[Stored data]
[start]
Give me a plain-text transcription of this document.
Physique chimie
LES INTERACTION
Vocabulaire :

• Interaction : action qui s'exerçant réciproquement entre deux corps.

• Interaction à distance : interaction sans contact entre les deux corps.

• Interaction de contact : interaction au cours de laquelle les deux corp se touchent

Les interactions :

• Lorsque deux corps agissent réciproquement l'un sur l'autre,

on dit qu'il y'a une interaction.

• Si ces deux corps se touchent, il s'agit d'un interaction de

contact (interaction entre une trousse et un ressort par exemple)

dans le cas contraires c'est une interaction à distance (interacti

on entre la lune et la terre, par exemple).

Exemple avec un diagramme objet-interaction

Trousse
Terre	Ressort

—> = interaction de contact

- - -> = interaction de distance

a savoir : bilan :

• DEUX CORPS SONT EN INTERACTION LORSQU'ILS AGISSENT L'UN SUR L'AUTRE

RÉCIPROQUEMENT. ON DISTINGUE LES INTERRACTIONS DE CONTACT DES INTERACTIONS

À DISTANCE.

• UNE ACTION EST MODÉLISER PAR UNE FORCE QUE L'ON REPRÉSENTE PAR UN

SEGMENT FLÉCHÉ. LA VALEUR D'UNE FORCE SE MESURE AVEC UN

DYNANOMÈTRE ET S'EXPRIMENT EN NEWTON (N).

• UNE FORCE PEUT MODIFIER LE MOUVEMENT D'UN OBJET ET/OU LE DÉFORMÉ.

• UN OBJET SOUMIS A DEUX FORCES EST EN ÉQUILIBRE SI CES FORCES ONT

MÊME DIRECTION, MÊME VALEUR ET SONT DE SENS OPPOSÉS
[end]
▶ _WHAT NEEDS TO BE DONE_
Reproduce the entries above in full, verbatim.

▶ _ANSWER TO THE EXERCISE_
Give me a plain-text transcription of this document.
Physique chimie
LES INTERACTION
Vocabulaire :

• Interaction : action qui s'exerçant réciproquement entre deux corps.

• Interaction à distance : interaction sans contact entre les deux corps.

• Interaction de contact : interaction au cours de laquelle les deux corp se touchent

Les interactions :

• Lorsque deux corps agissent réciproquement l'un sur l'autre,

on dit qu'il y'a une interaction.

• Si ces deux corps se touchent, il s'agit d'un interaction de

contact (interaction entre une trousse et un ressort par exemple)

dans le cas contraires c'est une interaction à distance (interacti

on entre la lune et la terre, par exemple).

Exemple avec un diagramme objet-interaction

Trousse
Terre	Ressort

—> = interaction de contact

- - -> = interaction de distance

a savoir : bilan :

• DEUX CORPS SONT EN INTERACTION LORSQU'ILS AGISSENT L'UN SUR L'AUTRE

RÉCIPROQUEMENT. ON DISTINGUE LES INTERRACTIONS DE CONTACT DES INTERACTIONS

À DISTANCE.

• UNE ACTION EST MODÉLISER PAR UNE FORCE QUE L'ON REPRÉSENTE PAR UN

SEGMENT FLÉCHÉ. LA VALEUR D'UNE FORCE SE MESURE AVEC UN

DYNANOMÈTRE ET S'EXPRIMENT EN NEWTON (N).

• UNE FORCE PEUT MODIFIER LE MOUVEMENT D'UN OBJET ET/OU LE DÉFORMÉ.

• UN OBJET SOUMIS A DEUX FORCES EST EN ÉQUILIBRE SI CES FORCES ONT

MÊME DIRECTION, MÊME VALEUR ET SONT DE SENS OPPOSÉS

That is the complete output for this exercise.